Return all of the entries exactly as written.

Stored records

((

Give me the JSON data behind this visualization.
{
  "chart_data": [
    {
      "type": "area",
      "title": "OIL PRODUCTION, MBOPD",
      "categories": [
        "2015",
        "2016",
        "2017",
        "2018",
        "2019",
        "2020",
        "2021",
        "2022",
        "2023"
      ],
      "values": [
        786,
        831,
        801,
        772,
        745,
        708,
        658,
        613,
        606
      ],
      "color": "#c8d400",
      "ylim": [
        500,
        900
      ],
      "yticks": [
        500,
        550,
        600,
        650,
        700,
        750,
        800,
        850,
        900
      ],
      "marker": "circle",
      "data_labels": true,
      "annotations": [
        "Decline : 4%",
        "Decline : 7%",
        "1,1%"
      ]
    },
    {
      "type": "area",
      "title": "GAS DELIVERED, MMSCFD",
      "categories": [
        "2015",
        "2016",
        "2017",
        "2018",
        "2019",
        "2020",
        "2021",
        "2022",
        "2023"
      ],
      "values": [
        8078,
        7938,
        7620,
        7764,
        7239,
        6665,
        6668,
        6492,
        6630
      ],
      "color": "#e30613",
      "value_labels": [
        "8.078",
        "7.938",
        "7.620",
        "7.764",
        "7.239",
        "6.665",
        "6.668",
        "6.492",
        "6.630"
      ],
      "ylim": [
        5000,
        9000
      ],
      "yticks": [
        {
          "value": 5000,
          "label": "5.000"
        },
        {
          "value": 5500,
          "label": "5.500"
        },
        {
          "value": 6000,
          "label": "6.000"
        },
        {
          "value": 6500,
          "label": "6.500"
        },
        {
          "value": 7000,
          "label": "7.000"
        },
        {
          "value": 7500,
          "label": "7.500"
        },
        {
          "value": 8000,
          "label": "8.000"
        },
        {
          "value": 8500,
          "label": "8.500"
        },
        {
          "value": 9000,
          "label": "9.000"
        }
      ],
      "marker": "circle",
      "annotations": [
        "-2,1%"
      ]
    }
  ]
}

))

(Finished task)
Give me the JSON data behind this visualization.
{
  "chart_data": [
    {
      "type": "area",
      "title": "OIL PRODUCTION, MBOPD",
      "categories": [
        "2015",
        "2016",
        "2017",
        "2018",
        "2019",
        "2020",
        "2021",
        "2022",
        "2023"
      ],
      "values": [
        786,
        831,
        801,
        772,
        745,
        708,
        658,
        613,
        606
      ],
      "color": "#c8d400",
      "ylim": [
        500,
        900
      ],
      "yticks": [
        500,
        550,
        600,
        650,
        700,
        750,
        800,
        850,
        900
      ],
      "marker": "circle",
      "data_labels": true,
      "annotations": [
        "Decline : 4%",
        "Decline : 7%",
        "1,1%"
      ]
    },
    {
      "type": "area",
      "title": "GAS DELIVERED, MMSCFD",
      "categories": [
        "2015",
        "2016",
        "2017",
        "2018",
        "2019",
        "2020",
        "2021",
        "2022",
        "2023"
      ],
      "values": [
        8078,
        7938,
        7620,
        7764,
        7239,
        6665,
        6668,
        6492,
        6630
      ],
      "color": "#e30613",
      "value_labels": [
        "8.078",
        "7.938",
        "7.620",
        "7.764",
        "7.239",
        "6.665",
        "6.668",
        "6.492",
        "6.630"
      ],
      "ylim": [
        5000,
        9000
      ],
      "yticks": [
        {
          "value": 5000,
          "label": "5.000"
        },
        {
          "value": 5500,
          "label": "5.500"
        },
        {
          "value": 6000,
          "label": "6.000"
        },
        {
          "value": 6500,
          "label": "6.500"
        },
        {
          "value": 7000,
          "label": "7.000"
        },
        {
          "value": 7500,
          "label": "7.500"
        },
        {
          "value": 8000,
          "label": "8.000"
        },
        {
          "value": 8500,
          "label": "8.500"
        },
        {
          "value": 9000,
          "label": "9.000"
        }
      ],
      "marker": "circle",
      "annotations": [
        "-2,1%"
      ]
    }
  ]
}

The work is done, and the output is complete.